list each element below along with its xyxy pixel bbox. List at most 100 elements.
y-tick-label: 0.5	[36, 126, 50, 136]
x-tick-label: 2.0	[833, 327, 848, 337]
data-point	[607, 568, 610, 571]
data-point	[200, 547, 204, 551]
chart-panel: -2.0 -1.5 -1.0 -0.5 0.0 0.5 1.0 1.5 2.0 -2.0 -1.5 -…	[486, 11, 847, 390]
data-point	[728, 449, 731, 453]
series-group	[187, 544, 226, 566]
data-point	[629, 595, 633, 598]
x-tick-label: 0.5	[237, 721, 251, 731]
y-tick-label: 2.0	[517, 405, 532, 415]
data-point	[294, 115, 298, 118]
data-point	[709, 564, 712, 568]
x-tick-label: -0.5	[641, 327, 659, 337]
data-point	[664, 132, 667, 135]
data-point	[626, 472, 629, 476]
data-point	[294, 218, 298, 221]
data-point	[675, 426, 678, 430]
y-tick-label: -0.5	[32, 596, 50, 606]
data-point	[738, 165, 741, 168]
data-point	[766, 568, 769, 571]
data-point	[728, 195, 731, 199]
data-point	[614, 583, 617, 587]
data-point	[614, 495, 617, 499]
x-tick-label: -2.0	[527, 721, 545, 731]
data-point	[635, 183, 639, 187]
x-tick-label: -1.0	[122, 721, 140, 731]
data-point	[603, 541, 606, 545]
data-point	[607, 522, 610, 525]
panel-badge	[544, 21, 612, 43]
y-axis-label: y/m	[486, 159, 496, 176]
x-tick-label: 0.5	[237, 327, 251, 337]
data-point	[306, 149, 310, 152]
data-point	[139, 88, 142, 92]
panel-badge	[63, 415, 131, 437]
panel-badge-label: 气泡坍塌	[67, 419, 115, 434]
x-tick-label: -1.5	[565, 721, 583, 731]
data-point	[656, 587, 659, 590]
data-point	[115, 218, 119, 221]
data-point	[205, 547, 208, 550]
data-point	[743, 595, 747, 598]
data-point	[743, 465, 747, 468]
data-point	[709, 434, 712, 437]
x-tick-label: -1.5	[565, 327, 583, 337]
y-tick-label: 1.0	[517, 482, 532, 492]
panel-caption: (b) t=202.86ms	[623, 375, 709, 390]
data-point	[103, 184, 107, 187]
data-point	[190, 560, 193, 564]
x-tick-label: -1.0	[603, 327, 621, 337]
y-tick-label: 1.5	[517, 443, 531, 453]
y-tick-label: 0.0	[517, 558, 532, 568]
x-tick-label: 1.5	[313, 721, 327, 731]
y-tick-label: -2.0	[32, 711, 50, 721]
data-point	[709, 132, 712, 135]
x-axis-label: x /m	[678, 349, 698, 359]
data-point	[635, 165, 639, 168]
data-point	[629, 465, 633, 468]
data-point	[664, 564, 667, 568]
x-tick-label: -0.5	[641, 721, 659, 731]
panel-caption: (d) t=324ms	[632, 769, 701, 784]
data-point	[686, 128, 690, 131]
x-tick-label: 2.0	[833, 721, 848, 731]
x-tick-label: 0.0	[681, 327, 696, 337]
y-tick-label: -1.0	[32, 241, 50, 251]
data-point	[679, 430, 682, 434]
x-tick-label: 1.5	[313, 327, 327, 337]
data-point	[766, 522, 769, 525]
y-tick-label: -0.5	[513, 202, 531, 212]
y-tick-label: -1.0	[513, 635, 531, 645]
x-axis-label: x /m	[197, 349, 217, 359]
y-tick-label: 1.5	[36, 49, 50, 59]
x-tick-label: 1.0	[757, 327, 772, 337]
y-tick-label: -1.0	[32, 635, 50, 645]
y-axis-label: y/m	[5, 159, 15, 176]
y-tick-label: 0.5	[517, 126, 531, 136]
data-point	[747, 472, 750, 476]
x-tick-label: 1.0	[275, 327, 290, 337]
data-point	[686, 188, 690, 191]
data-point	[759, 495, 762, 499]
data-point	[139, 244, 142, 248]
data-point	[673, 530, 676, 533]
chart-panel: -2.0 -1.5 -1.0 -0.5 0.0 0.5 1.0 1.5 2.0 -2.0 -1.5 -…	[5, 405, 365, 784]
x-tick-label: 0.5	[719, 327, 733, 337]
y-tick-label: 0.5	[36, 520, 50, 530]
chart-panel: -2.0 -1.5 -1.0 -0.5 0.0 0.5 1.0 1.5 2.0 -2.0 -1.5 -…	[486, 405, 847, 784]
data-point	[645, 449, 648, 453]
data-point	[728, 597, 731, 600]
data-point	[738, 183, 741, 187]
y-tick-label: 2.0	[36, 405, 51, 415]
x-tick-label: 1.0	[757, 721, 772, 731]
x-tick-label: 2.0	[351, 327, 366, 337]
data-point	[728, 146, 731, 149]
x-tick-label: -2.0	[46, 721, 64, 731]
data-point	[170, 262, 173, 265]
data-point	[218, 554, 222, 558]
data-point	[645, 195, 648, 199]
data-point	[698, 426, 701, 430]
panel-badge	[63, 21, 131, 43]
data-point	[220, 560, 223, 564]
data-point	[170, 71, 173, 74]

########################################

■ Instructions to follow
Can you print every line of the records above without changing anything?

■ Result of this task
list each element below along with its xyxy pixel bbox. List at most 100 elements.
y-tick-label: 0.5	[36, 126, 50, 136]
x-tick-label: 2.0	[833, 327, 848, 337]
data-point	[607, 568, 610, 571]
data-point	[200, 547, 204, 551]
chart-panel: -2.0 -1.5 -1.0 -0.5 0.0 0.5 1.0 1.5 2.0 -2.0 -1.5 -…	[486, 11, 847, 390]
data-point	[728, 449, 731, 453]
series-group	[187, 544, 226, 566]
data-point	[629, 595, 633, 598]
x-tick-label: 0.5	[237, 721, 251, 731]
y-tick-label: 2.0	[517, 405, 532, 415]
data-point	[294, 115, 298, 118]
data-point	[709, 564, 712, 568]
x-tick-label: -0.5	[641, 327, 659, 337]
data-point	[664, 132, 667, 135]
data-point	[626, 472, 629, 476]
data-point	[294, 218, 298, 221]
data-point	[675, 426, 678, 430]
y-tick-label: -0.5	[32, 596, 50, 606]
data-point	[738, 165, 741, 168]
data-point	[766, 568, 769, 571]
data-point	[728, 195, 731, 199]
data-point	[614, 583, 617, 587]
data-point	[614, 495, 617, 499]
x-tick-label: -2.0	[527, 721, 545, 731]
data-point	[635, 183, 639, 187]
x-tick-label: -1.0	[122, 721, 140, 731]
data-point	[603, 541, 606, 545]
data-point	[607, 522, 610, 525]
panel-badge	[544, 21, 612, 43]
y-axis-label: y/m	[486, 159, 496, 176]
x-tick-label: 0.5	[237, 327, 251, 337]
data-point	[306, 149, 310, 152]
data-point	[139, 88, 142, 92]
panel-badge	[63, 415, 131, 437]
panel-badge-label: 气泡坍塌	[67, 419, 115, 434]
x-tick-label: -1.5	[565, 721, 583, 731]
data-point	[656, 587, 659, 590]
data-point	[115, 218, 119, 221]
data-point	[205, 547, 208, 550]
data-point	[743, 595, 747, 598]
data-point	[743, 465, 747, 468]
data-point	[709, 434, 712, 437]
x-tick-label: -1.5	[565, 327, 583, 337]
y-tick-label: 1.0	[517, 482, 532, 492]
panel-caption: (b) t=202.86ms	[623, 375, 709, 390]
data-point	[103, 184, 107, 187]
data-point	[190, 560, 193, 564]
x-tick-label: -1.0	[603, 327, 621, 337]
y-tick-label: 1.5	[517, 443, 531, 453]
y-tick-label: 0.0	[517, 558, 532, 568]
x-tick-label: 1.5	[313, 721, 327, 731]
y-tick-label: -2.0	[32, 711, 50, 721]
data-point	[709, 132, 712, 135]
x-axis-label: x /m	[678, 349, 698, 359]
data-point	[635, 165, 639, 168]
data-point	[629, 465, 633, 468]
data-point	[664, 564, 667, 568]
x-tick-label: -0.5	[641, 721, 659, 731]
panel-caption: (d) t=324ms	[632, 769, 701, 784]
data-point	[686, 128, 690, 131]
x-tick-label: 2.0	[833, 721, 848, 731]
x-tick-label: 0.0	[681, 327, 696, 337]
y-tick-label: -1.0	[32, 241, 50, 251]
data-point	[679, 430, 682, 434]
x-tick-label: 1.5	[313, 327, 327, 337]
data-point	[766, 522, 769, 525]
y-tick-label: -0.5	[513, 202, 531, 212]
y-tick-label: -1.0	[513, 635, 531, 645]
x-axis-label: x /m	[197, 349, 217, 359]
y-tick-label: 1.5	[36, 49, 50, 59]
x-tick-label: 1.0	[757, 327, 772, 337]
y-tick-label: -1.0	[32, 635, 50, 645]
y-axis-label: y/m	[5, 159, 15, 176]
y-tick-label: 0.5	[517, 126, 531, 136]
data-point	[747, 472, 750, 476]
x-tick-label: 1.0	[275, 327, 290, 337]
data-point	[686, 188, 690, 191]
data-point	[759, 495, 762, 499]
data-point	[139, 244, 142, 248]
data-point	[673, 530, 676, 533]
chart-panel: -2.0 -1.5 -1.0 -0.5 0.0 0.5 1.0 1.5 2.0 -2.0 -1.5 -…	[5, 405, 365, 784]
x-tick-label: 0.5	[719, 327, 733, 337]
y-tick-label: 0.5	[36, 520, 50, 530]
chart-panel: -2.0 -1.5 -1.0 -0.5 0.0 0.5 1.0 1.5 2.0 -2.0 -1.5 -…	[486, 405, 847, 784]
data-point	[645, 449, 648, 453]
data-point	[728, 597, 731, 600]
data-point	[738, 183, 741, 187]
y-tick-label: 2.0	[36, 405, 51, 415]
x-tick-label: 1.0	[757, 721, 772, 731]
x-tick-label: 2.0	[351, 327, 366, 337]
data-point	[728, 146, 731, 149]
x-tick-label: -2.0	[46, 721, 64, 731]
data-point	[170, 262, 173, 265]
data-point	[218, 554, 222, 558]
data-point	[645, 195, 648, 199]
data-point	[698, 426, 701, 430]
panel-badge	[63, 21, 131, 43]
data-point	[220, 560, 223, 564]
data-point	[170, 71, 173, 74]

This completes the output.